Using the records provided below, locate and copy each line that contains the word "ffffff".

Data entries
· · ·

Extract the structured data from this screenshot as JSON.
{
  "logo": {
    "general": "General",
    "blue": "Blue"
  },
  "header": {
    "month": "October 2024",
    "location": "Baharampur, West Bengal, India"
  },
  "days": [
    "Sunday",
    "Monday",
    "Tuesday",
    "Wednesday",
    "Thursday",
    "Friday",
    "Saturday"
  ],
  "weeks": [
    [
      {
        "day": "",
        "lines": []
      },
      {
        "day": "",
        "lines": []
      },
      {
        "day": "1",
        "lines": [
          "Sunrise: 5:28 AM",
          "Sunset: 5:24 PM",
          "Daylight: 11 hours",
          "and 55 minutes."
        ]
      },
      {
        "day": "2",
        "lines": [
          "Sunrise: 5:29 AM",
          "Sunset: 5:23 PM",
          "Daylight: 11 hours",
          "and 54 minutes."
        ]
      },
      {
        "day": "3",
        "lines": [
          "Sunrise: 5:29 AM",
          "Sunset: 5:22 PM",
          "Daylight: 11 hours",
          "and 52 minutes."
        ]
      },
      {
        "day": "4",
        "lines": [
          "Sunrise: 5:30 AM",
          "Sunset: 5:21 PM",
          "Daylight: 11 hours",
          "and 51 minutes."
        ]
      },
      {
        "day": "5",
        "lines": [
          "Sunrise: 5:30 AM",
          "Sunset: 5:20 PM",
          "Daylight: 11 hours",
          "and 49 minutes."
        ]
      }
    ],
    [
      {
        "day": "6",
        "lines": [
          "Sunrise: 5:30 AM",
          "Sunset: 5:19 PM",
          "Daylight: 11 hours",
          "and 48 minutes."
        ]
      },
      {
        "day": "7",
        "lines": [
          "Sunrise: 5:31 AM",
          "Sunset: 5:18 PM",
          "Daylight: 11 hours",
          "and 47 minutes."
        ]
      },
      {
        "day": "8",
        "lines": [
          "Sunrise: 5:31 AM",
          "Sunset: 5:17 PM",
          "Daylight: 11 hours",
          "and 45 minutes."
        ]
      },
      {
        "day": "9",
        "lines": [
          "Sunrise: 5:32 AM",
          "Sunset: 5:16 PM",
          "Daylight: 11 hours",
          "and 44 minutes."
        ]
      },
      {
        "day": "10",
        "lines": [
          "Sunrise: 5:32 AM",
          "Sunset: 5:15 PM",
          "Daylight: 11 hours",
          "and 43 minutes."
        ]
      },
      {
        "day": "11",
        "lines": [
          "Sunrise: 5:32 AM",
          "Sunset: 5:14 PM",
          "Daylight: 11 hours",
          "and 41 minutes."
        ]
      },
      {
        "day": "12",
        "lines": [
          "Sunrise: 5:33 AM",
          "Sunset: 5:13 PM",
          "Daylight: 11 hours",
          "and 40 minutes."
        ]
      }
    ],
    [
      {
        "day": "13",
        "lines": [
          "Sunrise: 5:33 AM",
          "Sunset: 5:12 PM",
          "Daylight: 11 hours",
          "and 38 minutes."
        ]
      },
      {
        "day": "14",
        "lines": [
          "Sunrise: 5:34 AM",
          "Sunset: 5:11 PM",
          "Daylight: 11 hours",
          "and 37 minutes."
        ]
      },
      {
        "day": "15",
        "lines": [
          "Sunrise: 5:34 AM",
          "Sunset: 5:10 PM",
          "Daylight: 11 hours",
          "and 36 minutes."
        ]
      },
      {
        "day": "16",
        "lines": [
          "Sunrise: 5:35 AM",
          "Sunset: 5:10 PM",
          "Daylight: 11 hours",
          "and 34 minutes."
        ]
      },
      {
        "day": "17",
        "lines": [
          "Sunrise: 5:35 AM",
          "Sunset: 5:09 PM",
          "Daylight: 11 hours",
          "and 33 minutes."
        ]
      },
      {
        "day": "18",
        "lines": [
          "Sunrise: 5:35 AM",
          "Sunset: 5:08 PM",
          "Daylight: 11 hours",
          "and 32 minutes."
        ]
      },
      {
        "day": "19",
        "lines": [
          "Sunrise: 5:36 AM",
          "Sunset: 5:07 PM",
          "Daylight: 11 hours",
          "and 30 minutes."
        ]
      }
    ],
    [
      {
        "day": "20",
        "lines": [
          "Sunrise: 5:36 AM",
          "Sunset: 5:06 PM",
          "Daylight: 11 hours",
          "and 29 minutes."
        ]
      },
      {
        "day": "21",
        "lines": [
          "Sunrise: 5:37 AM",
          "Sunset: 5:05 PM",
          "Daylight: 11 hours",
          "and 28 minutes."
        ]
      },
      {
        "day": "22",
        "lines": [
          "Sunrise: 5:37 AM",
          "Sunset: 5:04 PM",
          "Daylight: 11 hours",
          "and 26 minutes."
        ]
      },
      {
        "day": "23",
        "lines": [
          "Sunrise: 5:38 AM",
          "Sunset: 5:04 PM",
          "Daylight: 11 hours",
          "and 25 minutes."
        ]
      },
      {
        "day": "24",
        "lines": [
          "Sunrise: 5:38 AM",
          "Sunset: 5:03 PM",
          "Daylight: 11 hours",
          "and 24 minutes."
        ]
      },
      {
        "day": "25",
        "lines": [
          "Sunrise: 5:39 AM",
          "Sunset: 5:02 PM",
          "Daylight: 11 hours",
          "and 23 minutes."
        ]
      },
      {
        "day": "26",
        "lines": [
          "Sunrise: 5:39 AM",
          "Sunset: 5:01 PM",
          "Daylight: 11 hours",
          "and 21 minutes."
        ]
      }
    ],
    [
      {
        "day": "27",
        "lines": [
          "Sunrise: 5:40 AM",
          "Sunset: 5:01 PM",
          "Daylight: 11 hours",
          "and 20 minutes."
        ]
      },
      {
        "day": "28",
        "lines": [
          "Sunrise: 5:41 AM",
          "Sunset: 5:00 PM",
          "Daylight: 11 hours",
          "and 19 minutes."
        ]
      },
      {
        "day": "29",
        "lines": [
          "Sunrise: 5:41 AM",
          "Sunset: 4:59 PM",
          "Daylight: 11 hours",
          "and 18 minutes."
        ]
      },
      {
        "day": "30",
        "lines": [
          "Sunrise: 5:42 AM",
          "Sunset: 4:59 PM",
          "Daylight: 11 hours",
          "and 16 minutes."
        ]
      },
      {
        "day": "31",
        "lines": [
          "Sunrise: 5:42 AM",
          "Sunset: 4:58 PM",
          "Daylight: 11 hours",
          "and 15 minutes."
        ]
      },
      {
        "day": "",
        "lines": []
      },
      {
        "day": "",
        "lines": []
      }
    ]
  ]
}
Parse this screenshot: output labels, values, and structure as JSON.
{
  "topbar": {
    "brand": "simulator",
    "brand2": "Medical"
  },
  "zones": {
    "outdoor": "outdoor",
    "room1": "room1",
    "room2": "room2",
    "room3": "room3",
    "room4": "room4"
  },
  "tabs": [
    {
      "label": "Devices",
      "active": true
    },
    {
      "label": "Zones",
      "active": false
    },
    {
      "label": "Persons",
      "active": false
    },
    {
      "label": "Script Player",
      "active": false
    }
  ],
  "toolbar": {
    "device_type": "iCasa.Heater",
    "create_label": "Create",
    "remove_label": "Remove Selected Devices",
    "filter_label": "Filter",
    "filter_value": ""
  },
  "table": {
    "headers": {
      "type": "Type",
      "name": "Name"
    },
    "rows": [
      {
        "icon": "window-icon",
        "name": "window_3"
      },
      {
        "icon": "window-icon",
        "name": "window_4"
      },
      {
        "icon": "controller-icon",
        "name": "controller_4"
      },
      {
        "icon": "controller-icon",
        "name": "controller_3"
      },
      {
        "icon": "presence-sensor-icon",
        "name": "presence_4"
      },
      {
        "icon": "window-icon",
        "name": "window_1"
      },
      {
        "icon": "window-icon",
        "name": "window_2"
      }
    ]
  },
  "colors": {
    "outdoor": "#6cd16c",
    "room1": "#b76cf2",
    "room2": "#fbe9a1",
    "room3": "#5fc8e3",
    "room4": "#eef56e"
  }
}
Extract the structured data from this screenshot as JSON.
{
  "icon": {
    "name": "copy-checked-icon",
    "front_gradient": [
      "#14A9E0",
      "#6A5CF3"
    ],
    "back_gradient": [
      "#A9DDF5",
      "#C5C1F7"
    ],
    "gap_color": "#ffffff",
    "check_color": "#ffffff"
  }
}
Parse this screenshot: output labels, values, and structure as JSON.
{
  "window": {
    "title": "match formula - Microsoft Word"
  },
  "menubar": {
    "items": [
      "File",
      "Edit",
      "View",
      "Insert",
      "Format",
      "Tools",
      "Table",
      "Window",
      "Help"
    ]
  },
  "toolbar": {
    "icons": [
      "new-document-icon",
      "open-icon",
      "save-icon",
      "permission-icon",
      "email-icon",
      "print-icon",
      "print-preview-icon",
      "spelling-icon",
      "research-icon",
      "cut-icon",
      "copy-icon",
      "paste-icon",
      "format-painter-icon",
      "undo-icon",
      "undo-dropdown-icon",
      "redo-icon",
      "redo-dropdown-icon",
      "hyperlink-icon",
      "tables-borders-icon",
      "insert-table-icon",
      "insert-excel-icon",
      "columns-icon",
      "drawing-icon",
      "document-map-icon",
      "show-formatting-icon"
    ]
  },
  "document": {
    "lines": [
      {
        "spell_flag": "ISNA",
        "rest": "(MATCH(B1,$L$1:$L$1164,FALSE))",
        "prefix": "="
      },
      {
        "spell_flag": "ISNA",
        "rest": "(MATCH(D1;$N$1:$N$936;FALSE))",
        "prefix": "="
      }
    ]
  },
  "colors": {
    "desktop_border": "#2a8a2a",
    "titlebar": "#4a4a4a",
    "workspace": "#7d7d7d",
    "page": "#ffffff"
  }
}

· · ·

### [THE RESPONSE]
    "gap_color": "#ffffff",
    "check_color": "#ffffff"
    "page": "#ffffff"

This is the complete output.